Images must not appear in your copy; reproduce every other part of the records exactly.
start Records for this task
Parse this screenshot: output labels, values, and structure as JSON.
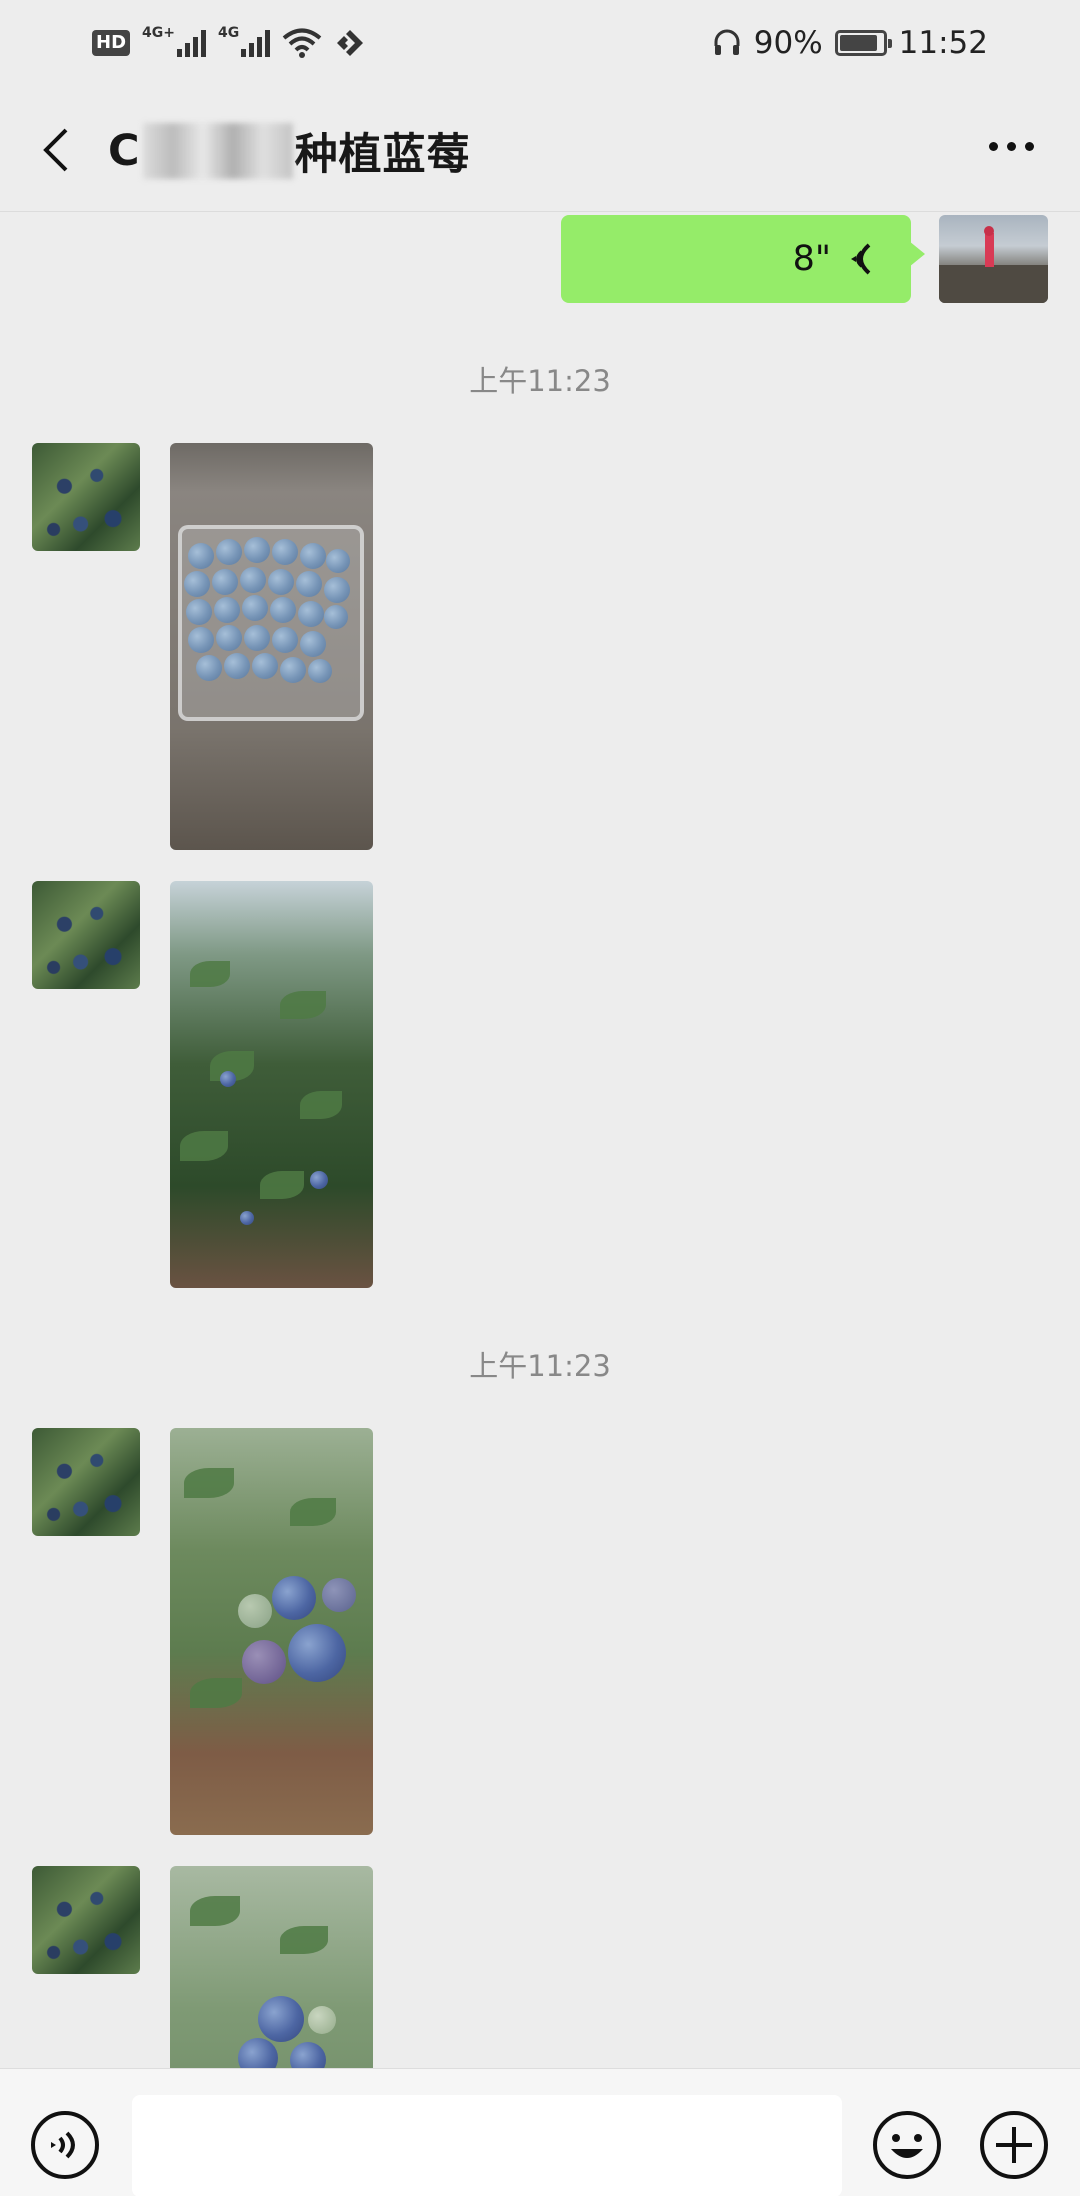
{
  "status_bar": {
    "hd_label": "HD",
    "network_1": "4G+",
    "network_2": "4G",
    "battery_percent": "90%",
    "battery_level": 0.9,
    "time": "11:52"
  },
  "header": {
    "title_prefix": "C",
    "title_suffix": "种植蓝莓"
  },
  "messages": {
    "voice_duration": "8\"",
    "timestamp_1": "上午11:23",
    "timestamp_2": "上午11:23"
  },
  "input_bar": {
    "placeholder": ""
  },
  "icons": {
    "back": "chevron-left-icon",
    "more": "more-icon",
    "voice_mode": "voice-icon",
    "emoji": "emoji-icon",
    "plus": "plus-icon",
    "voice_wave": "voice-wave-icon"
  },
  "colors": {
    "background": "#ededed",
    "sent_bubble": "#95ec69",
    "timestamp": "#888888"
  }
}
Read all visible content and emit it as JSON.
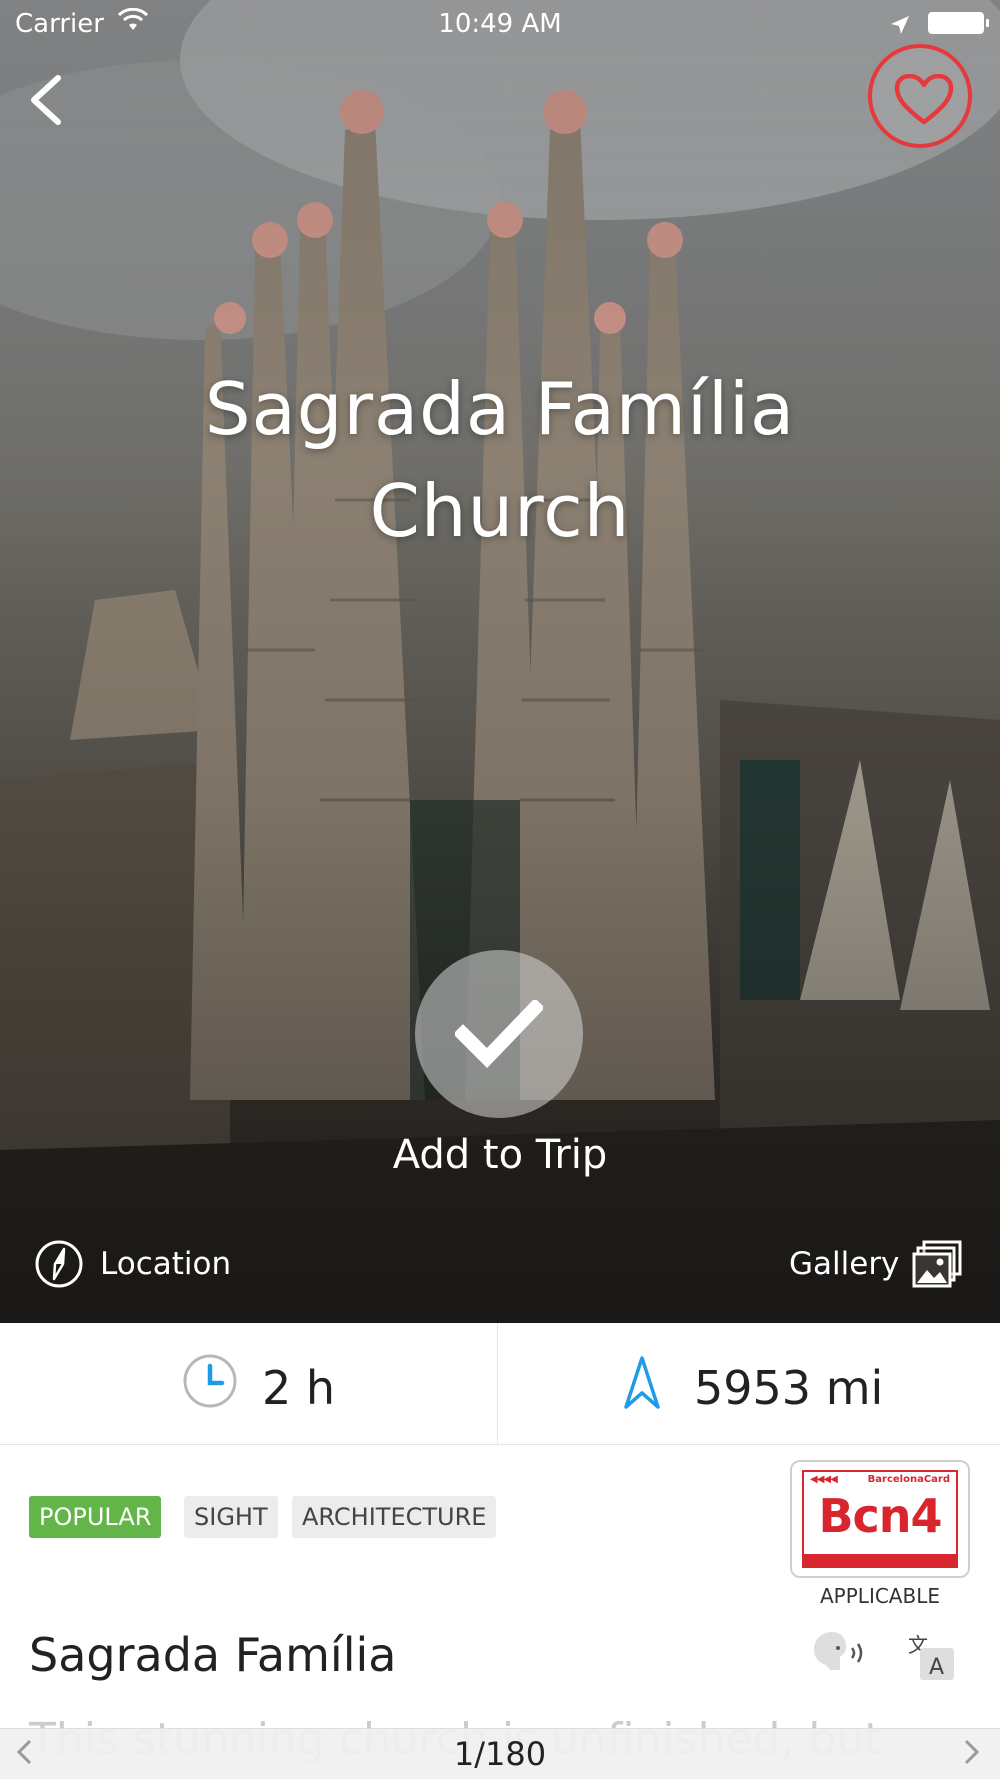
end Records for this task
# The answer
Parse this screenshot: output labels, values, and structure as JSON.
{
  "status_bar": {
    "hd_label": "HD",
    "network_1": "4G+",
    "network_2": "4G",
    "battery_percent": "90%",
    "battery_level": 0.9,
    "time": "11:52"
  },
  "header": {
    "title_prefix": "C",
    "title_suffix": "种植蓝莓"
  },
  "messages": {
    "voice_duration": "8\"",
    "timestamp_1": "上午11:23",
    "timestamp_2": "上午11:23"
  },
  "input_bar": {
    "placeholder": ""
  },
  "icons": {
    "back": "chevron-left-icon",
    "more": "more-icon",
    "voice_mode": "voice-icon",
    "emoji": "emoji-icon",
    "plus": "plus-icon",
    "voice_wave": "voice-wave-icon"
  },
  "colors": {
    "background": "#ededed",
    "sent_bubble": "#95ec69",
    "timestamp": "#888888"
  }
}
Read all visible content and emit it as JSON.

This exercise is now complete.